_INSTRUCTION:_
All entries below are to be set down again, identical to the source.

[Records from a collection]

◇ ◇ ◇ ◇ ◇ ◇ ◇

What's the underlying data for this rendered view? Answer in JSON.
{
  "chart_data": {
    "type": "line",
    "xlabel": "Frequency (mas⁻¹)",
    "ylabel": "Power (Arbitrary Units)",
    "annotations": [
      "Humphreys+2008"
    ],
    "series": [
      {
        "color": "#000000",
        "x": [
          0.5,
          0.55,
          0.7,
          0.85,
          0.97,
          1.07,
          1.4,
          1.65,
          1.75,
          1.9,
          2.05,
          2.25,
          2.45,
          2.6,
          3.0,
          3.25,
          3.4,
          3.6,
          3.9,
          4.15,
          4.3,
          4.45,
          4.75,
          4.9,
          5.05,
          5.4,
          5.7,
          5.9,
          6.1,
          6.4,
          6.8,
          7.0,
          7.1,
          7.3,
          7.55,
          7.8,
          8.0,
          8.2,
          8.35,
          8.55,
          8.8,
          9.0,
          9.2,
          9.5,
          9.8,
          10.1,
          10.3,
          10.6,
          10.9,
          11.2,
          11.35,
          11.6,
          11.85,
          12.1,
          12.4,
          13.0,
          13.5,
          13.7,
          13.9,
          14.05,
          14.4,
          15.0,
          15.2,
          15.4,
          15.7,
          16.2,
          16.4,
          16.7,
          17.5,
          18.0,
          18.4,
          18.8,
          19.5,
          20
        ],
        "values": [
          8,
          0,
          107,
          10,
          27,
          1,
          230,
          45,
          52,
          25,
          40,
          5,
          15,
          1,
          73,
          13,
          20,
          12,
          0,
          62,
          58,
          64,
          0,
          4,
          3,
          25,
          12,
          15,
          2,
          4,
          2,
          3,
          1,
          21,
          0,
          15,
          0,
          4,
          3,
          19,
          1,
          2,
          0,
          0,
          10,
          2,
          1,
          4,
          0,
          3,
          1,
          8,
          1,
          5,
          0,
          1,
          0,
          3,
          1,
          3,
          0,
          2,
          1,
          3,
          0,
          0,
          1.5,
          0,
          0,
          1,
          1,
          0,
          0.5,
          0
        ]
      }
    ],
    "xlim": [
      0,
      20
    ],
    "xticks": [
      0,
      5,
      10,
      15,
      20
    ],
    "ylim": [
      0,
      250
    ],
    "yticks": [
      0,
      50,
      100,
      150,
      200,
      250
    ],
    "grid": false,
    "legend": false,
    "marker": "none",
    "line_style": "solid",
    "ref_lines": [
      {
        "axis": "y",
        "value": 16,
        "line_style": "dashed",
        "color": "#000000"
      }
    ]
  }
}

◇ ◇ ◇ ◇ ◇ ◇ ◇

_THE RESPONSE:_
What's the underlying data for this rendered view? Answer in JSON.
{
  "chart_data": {
    "type": "line",
    "xlabel": "Frequency (mas⁻¹)",
    "ylabel": "Power (Arbitrary Units)",
    "annotations": [
      "Humphreys+2008"
    ],
    "series": [
      {
        "color": "#000000",
        "x": [
          0.5,
          0.55,
          0.7,
          0.85,
          0.97,
          1.07,
          1.4,
          1.65,
          1.75,
          1.9,
          2.05,
          2.25,
          2.45,
          2.6,
          3.0,
          3.25,
          3.4,
          3.6,
          3.9,
          4.15,
          4.3,
          4.45,
          4.75,
          4.9,
          5.05,
          5.4,
          5.7,
          5.9,
          6.1,
          6.4,
          6.8,
          7.0,
          7.1,
          7.3,
          7.55,
          7.8,
          8.0,
          8.2,
          8.35,
          8.55,
          8.8,
          9.0,
          9.2,
          9.5,
          9.8,
          10.1,
          10.3,
          10.6,
          10.9,
          11.2,
          11.35,
          11.6,
          11.85,
          12.1,
          12.4,
          13.0,
          13.5,
          13.7,
          13.9,
          14.05,
          14.4,
          15.0,
          15.2,
          15.4,
          15.7,
          16.2,
          16.4,
          16.7,
          17.5,
          18.0,
          18.4,
          18.8,
          19.5,
          20
        ],
        "values": [
          8,
          0,
          107,
          10,
          27,
          1,
          230,
          45,
          52,
          25,
          40,
          5,
          15,
          1,
          73,
          13,
          20,
          12,
          0,
          62,
          58,
          64,
          0,
          4,
          3,
          25,
          12,
          15,
          2,
          4,
          2,
          3,
          1,
          21,
          0,
          15,
          0,
          4,
          3,
          19,
          1,
          2,
          0,
          0,
          10,
          2,
          1,
          4,
          0,
          3,
          1,
          8,
          1,
          5,
          0,
          1,
          0,
          3,
          1,
          3,
          0,
          2,
          1,
          3,
          0,
          0,
          1.5,
          0,
          0,
          1,
          1,
          0,
          0.5,
          0
        ]
      }
    ],
    "xlim": [
      0,
      20
    ],
    "xticks": [
      0,
      5,
      10,
      15,
      20
    ],
    "ylim": [
      0,
      250
    ],
    "yticks": [
      0,
      50,
      100,
      150,
      200,
      250
    ],
    "grid": false,
    "legend": false,
    "marker": "none",
    "line_style": "solid",
    "ref_lines": [
      {
        "axis": "y",
        "value": 16,
        "line_style": "dashed",
        "color": "#000000"
      }
    ]
  }
}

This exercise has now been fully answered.